**Short task**.
Each entry below must be repeated word for word.

>> BEGIN

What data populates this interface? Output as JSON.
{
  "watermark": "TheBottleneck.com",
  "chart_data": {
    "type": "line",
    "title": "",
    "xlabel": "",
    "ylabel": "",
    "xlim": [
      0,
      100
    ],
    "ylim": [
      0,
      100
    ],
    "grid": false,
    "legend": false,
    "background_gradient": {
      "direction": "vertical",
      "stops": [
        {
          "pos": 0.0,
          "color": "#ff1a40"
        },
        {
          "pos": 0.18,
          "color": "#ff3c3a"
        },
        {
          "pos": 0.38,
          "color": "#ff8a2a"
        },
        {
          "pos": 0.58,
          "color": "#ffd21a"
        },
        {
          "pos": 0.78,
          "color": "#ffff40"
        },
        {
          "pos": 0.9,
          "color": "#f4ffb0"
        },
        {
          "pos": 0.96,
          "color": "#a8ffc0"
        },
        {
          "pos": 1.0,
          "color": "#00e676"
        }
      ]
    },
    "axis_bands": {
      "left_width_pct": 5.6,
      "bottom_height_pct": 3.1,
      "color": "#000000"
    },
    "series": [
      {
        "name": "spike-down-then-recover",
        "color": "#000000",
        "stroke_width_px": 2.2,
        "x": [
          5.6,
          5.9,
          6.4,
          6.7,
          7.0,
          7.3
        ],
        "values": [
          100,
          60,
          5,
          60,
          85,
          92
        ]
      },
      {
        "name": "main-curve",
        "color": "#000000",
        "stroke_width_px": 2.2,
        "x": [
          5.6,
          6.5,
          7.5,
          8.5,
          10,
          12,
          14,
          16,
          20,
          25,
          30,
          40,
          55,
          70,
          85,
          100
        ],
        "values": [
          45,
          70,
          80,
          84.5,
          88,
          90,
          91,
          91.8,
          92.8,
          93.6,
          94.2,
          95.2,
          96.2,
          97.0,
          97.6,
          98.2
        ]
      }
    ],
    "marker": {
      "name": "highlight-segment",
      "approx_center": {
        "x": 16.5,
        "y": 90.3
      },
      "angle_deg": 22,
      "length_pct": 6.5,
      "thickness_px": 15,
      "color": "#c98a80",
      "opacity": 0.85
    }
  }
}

>> END

**Task result**.
What data populates this interface? Output as JSON.
{
  "watermark": "TheBottleneck.com",
  "chart_data": {
    "type": "line",
    "title": "",
    "xlabel": "",
    "ylabel": "",
    "xlim": [
      0,
      100
    ],
    "ylim": [
      0,
      100
    ],
    "grid": false,
    "legend": false,
    "background_gradient": {
      "direction": "vertical",
      "stops": [
        {
          "pos": 0.0,
          "color": "#ff1a40"
        },
        {
          "pos": 0.18,
          "color": "#ff3c3a"
        },
        {
          "pos": 0.38,
          "color": "#ff8a2a"
        },
        {
          "pos": 0.58,
          "color": "#ffd21a"
        },
        {
          "pos": 0.78,
          "color": "#ffff40"
        },
        {
          "pos": 0.9,
          "color": "#f4ffb0"
        },
        {
          "pos": 0.96,
          "color": "#a8ffc0"
        },
        {
          "pos": 1.0,
          "color": "#00e676"
        }
      ]
    },
    "axis_bands": {
      "left_width_pct": 5.6,
      "bottom_height_pct": 3.1,
      "color": "#000000"
    },
    "series": [
      {
        "name": "spike-down-then-recover",
        "color": "#000000",
        "stroke_width_px": 2.2,
        "x": [
          5.6,
          5.9,
          6.4,
          6.7,
          7.0,
          7.3
        ],
        "values": [
          100,
          60,
          5,
          60,
          85,
          92
        ]
      },
      {
        "name": "main-curve",
        "color": "#000000",
        "stroke_width_px": 2.2,
        "x": [
          5.6,
          6.5,
          7.5,
          8.5,
          10,
          12,
          14,
          16,
          20,
          25,
          30,
          40,
          55,
          70,
          85,
          100
        ],
        "values": [
          45,
          70,
          80,
          84.5,
          88,
          90,
          91,
          91.8,
          92.8,
          93.6,
          94.2,
          95.2,
          96.2,
          97.0,
          97.6,
          98.2
        ]
      }
    ],
    "marker": {
      "name": "highlight-segment",
      "approx_center": {
        "x": 16.5,
        "y": 90.3
      },
      "angle_deg": 22,
      "length_pct": 6.5,
      "thickness_px": 15,
      "color": "#c98a80",
      "opacity": 0.85
    }
  }
}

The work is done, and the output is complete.